- _MATERIAL FOR THIS EXERCISE_:

__________________________________________________

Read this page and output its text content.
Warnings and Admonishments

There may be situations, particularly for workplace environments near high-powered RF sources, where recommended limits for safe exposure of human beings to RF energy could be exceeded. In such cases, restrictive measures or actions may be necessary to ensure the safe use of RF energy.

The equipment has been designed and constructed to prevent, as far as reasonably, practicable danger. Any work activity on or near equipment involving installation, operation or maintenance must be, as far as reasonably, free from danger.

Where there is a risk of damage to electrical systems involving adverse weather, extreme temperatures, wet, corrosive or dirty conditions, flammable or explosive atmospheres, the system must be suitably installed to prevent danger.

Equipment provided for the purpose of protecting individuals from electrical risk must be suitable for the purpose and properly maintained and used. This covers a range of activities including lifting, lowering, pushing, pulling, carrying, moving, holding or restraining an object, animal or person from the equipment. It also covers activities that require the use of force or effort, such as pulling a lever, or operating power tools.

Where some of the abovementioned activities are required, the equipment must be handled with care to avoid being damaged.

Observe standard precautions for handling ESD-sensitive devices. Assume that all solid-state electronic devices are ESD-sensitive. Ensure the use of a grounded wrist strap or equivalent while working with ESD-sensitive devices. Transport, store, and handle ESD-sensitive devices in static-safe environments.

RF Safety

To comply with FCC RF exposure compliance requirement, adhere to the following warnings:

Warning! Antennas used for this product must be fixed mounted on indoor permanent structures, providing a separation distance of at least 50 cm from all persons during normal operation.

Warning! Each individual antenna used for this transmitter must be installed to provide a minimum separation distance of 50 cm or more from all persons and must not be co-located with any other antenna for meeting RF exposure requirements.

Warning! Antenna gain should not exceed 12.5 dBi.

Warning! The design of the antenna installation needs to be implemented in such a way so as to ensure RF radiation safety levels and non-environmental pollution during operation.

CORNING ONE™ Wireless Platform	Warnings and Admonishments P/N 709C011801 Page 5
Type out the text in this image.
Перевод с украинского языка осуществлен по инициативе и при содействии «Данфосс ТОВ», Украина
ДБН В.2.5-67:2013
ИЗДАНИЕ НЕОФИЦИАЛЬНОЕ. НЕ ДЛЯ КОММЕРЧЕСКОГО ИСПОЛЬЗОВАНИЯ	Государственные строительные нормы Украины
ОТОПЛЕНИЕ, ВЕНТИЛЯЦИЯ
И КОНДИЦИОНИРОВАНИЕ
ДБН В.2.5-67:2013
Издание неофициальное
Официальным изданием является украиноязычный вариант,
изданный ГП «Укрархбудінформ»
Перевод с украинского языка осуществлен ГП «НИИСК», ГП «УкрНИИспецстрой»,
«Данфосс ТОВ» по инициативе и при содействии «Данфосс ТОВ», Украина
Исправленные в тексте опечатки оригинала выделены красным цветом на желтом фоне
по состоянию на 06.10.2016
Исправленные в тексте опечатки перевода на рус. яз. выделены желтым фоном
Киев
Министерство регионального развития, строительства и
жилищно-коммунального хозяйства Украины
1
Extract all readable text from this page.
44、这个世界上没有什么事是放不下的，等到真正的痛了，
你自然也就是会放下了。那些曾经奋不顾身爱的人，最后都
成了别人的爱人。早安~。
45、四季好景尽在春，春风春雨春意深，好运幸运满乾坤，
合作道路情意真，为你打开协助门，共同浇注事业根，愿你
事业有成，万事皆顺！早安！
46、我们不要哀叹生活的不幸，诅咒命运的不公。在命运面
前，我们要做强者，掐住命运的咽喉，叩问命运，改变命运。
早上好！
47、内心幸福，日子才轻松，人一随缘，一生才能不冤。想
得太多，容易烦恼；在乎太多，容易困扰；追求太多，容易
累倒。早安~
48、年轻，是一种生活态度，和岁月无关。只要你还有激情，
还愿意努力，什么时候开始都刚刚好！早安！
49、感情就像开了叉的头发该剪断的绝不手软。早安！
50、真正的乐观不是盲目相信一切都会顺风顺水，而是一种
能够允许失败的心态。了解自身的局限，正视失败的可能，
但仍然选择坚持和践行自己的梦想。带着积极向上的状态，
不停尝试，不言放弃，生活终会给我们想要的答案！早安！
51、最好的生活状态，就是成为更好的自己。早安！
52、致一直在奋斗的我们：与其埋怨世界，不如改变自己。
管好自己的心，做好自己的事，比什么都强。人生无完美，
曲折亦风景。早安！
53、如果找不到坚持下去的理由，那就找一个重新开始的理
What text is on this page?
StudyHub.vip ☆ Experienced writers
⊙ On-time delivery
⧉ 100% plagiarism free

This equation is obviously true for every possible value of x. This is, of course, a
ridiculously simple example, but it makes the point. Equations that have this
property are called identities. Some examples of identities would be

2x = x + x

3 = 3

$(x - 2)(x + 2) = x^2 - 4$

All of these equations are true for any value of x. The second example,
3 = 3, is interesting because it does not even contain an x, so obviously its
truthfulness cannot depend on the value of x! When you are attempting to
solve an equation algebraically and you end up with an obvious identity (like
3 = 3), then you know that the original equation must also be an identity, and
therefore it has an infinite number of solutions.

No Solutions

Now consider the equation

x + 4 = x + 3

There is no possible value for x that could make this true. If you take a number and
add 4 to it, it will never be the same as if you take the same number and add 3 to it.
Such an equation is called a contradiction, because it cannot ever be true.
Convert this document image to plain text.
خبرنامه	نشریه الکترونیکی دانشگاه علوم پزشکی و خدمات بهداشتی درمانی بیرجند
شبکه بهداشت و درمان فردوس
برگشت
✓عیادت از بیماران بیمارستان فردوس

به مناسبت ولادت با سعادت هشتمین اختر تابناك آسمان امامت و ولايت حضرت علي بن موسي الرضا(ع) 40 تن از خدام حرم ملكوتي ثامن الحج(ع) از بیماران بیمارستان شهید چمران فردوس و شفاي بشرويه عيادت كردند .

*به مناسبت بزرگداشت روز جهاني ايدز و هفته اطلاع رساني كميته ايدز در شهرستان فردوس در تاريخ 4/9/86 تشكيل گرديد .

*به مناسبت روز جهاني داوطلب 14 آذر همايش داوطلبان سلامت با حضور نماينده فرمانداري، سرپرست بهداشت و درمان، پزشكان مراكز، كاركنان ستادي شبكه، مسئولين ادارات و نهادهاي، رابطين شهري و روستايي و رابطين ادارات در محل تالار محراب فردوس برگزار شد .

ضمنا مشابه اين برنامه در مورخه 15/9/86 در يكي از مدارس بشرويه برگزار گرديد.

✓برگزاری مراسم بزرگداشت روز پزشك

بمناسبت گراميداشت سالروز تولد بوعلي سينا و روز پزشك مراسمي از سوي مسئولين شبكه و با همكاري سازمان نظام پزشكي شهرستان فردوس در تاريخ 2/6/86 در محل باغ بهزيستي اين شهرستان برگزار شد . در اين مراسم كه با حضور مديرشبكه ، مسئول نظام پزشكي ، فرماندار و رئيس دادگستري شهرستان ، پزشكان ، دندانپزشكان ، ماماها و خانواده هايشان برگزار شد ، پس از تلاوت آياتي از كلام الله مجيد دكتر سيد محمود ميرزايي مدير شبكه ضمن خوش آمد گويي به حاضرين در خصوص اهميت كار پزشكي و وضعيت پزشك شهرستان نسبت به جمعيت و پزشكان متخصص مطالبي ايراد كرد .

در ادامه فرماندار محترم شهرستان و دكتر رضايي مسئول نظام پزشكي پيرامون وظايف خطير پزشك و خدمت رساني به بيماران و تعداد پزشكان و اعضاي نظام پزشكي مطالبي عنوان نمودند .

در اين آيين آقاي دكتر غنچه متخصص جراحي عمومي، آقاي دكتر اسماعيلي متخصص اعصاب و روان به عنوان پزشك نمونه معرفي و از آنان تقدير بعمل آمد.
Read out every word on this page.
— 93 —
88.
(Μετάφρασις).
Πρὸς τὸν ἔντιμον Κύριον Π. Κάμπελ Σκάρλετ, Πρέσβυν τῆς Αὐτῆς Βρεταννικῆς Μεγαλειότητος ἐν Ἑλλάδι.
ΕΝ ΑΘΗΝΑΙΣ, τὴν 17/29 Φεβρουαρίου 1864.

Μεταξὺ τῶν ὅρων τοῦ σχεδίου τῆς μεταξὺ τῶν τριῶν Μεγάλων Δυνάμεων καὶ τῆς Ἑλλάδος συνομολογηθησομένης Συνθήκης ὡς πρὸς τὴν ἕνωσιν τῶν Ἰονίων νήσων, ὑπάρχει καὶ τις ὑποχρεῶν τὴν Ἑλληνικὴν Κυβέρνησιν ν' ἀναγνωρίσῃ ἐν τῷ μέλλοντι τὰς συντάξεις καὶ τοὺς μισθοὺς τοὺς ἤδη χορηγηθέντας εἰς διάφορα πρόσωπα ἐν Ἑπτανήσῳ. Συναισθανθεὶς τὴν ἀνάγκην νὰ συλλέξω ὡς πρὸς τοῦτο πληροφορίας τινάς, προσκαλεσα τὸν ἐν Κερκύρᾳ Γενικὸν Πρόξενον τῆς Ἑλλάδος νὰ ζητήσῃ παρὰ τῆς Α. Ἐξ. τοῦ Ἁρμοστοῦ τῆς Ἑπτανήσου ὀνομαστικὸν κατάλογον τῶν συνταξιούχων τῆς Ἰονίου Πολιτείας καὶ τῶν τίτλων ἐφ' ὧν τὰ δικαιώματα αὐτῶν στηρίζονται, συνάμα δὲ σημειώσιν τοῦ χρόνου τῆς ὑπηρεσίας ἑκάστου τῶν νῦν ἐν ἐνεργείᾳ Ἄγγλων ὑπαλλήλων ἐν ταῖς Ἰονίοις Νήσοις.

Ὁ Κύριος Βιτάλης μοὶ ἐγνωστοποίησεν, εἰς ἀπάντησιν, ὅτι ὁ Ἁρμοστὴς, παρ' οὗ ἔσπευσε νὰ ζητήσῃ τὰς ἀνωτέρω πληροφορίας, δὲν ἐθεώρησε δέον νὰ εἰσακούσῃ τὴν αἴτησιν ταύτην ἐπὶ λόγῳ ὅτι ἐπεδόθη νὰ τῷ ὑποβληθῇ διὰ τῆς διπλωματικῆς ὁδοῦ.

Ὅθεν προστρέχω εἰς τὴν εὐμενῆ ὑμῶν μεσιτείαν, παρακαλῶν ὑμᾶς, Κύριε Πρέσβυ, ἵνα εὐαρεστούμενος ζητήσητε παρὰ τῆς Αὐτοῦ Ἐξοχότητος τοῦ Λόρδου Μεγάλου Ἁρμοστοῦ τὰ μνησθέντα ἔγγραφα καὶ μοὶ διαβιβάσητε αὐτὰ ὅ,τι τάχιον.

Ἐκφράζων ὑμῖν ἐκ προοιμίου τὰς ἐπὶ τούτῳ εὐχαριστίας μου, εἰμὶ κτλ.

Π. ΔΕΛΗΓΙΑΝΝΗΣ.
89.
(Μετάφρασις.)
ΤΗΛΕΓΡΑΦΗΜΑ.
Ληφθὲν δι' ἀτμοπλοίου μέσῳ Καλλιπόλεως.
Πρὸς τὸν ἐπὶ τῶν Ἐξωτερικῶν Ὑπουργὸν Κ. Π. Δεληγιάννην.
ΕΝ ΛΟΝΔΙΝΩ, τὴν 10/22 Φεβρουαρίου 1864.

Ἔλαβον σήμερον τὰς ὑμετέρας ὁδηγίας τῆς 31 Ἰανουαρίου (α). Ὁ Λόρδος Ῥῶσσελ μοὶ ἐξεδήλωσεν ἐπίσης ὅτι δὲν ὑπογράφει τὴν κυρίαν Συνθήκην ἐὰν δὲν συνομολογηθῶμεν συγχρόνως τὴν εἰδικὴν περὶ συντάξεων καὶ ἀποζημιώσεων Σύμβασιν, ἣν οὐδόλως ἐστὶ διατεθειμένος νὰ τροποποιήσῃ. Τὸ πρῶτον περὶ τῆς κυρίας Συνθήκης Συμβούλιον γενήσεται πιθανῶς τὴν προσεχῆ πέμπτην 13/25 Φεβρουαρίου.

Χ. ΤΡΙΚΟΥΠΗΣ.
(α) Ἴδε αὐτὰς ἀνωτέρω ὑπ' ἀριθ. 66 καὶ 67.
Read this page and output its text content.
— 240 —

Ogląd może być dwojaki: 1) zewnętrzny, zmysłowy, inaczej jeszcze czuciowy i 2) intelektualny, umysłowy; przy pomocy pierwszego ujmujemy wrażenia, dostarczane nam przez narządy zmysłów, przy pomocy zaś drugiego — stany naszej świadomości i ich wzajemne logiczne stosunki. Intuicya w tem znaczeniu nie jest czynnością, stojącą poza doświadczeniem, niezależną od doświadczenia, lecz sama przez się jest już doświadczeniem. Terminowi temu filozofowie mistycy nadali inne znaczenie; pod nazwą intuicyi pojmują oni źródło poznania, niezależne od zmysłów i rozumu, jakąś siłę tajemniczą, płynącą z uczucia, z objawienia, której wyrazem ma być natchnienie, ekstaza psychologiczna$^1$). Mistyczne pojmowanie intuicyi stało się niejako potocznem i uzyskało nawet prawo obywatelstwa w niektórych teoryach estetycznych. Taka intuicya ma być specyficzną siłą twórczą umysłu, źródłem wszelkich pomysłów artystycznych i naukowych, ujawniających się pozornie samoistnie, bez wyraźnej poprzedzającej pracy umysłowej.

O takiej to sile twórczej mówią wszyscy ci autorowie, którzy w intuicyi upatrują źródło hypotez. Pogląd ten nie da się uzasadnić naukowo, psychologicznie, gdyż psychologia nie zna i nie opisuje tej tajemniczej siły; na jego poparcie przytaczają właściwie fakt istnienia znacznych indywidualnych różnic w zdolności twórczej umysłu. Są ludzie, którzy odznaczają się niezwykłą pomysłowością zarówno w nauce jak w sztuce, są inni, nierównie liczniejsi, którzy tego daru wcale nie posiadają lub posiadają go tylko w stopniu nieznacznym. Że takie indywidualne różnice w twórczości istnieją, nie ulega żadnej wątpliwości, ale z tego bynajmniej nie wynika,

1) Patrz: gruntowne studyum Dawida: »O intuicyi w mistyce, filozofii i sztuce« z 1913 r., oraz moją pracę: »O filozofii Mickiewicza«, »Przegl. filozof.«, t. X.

__________________________________________________

- _WRITTEN TASK_: Give only the number of lines that include the word "Данфосс".

- _FULL SOLUTION_: 2